- _Given instruction_
Copy all lines below containing "this".

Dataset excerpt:
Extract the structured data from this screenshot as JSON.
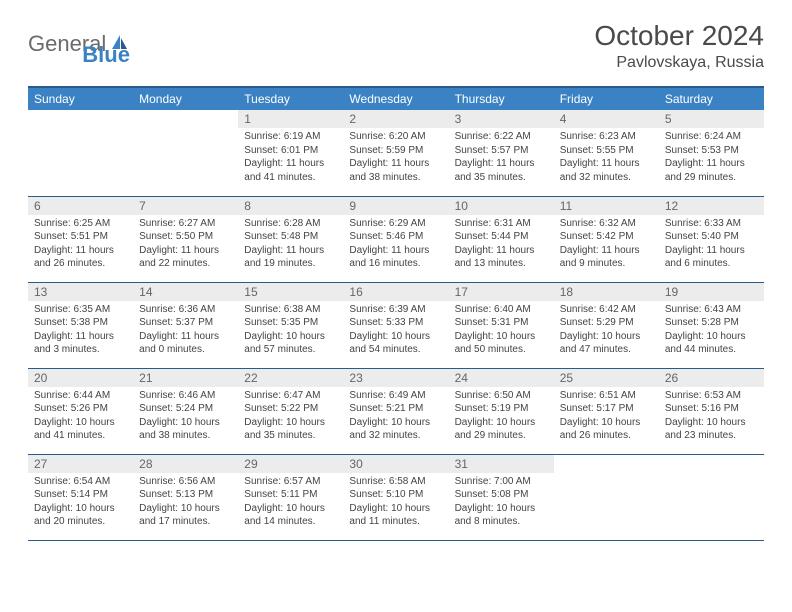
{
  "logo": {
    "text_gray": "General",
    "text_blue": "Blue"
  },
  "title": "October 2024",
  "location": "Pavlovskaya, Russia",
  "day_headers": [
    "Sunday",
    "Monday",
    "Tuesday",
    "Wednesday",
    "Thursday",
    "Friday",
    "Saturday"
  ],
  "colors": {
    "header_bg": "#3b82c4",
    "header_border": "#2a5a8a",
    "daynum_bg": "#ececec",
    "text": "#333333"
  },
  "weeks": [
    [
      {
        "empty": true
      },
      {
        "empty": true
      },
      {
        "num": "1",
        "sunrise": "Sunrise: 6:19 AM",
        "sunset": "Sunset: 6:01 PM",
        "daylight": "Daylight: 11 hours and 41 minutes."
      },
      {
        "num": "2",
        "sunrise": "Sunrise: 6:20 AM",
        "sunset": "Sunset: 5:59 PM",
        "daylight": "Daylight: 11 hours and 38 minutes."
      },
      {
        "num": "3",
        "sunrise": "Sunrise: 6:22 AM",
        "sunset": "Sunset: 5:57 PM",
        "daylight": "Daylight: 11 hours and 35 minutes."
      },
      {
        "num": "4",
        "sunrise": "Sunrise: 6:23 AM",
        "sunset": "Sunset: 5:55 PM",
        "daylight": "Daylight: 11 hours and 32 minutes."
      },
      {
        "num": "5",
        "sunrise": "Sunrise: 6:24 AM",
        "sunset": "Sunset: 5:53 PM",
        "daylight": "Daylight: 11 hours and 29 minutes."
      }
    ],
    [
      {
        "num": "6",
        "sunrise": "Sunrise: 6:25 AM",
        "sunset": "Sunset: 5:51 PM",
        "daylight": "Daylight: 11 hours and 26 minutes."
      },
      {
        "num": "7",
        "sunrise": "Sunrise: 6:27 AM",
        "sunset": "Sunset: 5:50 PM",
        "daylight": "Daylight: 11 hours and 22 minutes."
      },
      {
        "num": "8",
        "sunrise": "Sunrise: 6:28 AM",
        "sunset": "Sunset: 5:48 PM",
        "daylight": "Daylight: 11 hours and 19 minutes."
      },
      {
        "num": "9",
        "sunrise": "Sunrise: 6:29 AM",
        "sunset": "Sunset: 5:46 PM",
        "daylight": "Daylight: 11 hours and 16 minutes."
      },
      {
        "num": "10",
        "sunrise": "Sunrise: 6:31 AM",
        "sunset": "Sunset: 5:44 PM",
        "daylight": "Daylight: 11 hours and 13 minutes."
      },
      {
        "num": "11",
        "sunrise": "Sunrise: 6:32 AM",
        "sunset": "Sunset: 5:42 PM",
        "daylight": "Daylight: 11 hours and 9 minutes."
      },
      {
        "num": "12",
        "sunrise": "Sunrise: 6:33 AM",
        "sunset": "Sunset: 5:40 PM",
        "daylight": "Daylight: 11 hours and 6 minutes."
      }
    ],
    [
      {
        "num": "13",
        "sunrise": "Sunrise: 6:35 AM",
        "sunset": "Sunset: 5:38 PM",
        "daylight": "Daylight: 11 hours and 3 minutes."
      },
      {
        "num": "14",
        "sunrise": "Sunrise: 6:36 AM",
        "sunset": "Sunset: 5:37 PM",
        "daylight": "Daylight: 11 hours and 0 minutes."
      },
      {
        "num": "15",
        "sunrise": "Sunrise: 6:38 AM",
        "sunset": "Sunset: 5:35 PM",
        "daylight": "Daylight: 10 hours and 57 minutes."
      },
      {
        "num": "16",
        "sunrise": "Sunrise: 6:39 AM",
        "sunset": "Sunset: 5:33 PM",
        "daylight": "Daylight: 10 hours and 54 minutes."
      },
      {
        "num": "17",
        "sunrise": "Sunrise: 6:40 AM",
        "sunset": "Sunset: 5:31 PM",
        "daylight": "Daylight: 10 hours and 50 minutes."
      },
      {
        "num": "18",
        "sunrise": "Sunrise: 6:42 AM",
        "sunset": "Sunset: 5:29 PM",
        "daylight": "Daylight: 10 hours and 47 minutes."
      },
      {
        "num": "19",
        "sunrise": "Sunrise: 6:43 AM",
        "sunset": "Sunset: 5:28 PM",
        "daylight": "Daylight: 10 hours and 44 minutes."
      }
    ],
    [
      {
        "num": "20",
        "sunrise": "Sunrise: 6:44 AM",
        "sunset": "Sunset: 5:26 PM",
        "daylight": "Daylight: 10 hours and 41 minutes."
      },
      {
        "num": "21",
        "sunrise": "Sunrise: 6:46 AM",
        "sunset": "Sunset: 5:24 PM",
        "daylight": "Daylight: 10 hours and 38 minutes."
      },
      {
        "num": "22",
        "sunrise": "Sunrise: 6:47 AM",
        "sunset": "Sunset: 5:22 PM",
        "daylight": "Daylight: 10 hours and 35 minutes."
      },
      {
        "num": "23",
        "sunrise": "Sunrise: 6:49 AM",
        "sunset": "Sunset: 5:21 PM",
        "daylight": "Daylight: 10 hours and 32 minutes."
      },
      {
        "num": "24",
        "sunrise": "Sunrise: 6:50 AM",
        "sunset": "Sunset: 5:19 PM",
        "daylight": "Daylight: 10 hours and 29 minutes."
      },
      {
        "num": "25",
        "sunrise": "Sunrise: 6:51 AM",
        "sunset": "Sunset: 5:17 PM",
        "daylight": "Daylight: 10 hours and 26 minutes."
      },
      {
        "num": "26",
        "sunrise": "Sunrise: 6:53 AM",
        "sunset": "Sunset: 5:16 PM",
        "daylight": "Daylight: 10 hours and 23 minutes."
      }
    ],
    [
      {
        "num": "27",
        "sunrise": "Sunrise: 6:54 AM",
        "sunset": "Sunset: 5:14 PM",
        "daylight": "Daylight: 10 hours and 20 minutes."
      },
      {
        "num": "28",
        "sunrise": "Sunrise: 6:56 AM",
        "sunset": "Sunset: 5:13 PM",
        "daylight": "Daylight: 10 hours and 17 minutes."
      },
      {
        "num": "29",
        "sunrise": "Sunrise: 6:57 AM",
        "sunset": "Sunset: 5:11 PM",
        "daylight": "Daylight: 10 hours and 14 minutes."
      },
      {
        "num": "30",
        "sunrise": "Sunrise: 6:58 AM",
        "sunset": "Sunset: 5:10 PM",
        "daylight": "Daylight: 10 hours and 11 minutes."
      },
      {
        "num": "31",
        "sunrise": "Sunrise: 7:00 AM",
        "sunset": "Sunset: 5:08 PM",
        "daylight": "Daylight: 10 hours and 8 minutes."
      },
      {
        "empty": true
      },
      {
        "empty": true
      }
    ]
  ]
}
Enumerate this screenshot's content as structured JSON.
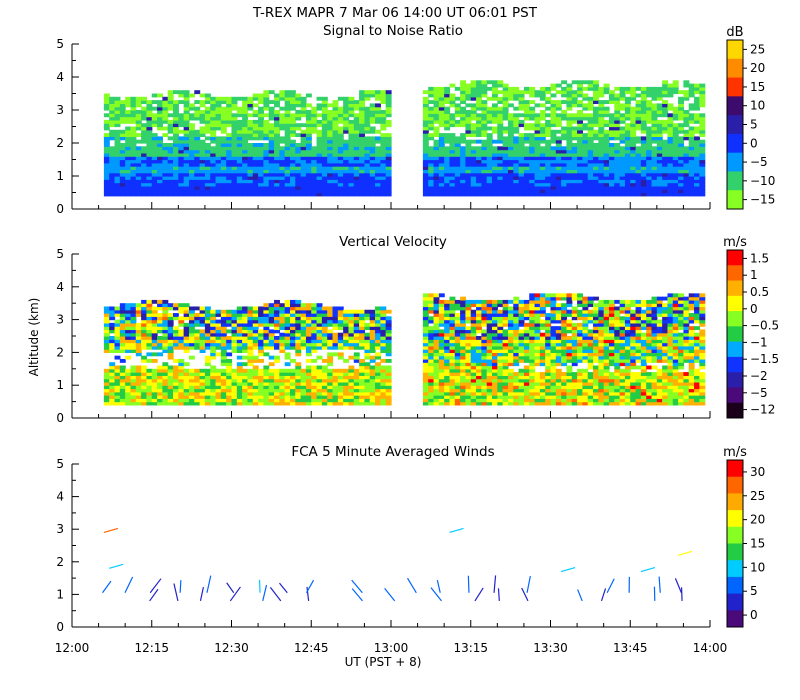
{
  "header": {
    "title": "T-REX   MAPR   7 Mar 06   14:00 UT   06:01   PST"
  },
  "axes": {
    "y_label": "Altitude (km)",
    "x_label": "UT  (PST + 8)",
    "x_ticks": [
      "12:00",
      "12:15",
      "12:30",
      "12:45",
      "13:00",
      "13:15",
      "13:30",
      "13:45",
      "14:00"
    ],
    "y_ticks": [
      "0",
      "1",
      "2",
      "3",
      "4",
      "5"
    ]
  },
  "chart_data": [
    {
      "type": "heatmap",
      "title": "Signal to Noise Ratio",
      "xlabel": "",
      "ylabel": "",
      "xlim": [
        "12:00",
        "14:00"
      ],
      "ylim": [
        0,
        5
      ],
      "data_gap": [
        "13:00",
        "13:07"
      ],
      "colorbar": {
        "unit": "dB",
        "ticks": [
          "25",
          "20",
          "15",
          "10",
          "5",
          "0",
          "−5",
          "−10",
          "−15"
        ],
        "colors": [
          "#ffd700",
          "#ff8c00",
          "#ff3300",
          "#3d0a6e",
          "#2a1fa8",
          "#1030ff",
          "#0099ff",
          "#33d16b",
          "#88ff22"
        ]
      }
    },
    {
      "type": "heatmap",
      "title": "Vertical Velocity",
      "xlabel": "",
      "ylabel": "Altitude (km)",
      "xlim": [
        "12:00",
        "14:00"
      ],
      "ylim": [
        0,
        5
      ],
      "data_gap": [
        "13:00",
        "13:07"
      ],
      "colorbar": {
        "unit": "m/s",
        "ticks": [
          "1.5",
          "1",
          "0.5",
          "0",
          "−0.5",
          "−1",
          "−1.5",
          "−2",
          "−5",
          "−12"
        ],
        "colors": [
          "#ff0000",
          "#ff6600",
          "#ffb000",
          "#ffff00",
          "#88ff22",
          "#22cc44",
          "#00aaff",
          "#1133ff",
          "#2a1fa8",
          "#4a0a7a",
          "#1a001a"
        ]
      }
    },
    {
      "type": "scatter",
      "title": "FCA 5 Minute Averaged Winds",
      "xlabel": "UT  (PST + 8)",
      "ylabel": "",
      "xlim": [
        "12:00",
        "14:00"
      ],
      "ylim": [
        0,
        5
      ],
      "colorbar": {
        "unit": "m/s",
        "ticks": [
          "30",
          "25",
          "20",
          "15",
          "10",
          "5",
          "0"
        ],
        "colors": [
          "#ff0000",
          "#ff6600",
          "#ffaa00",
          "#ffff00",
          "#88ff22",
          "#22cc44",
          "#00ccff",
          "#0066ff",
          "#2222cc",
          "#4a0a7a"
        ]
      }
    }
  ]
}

- _Full answer_
Extract the structured data from this screenshot as JSON.
Enumerate this screenshot's content as structured JSON.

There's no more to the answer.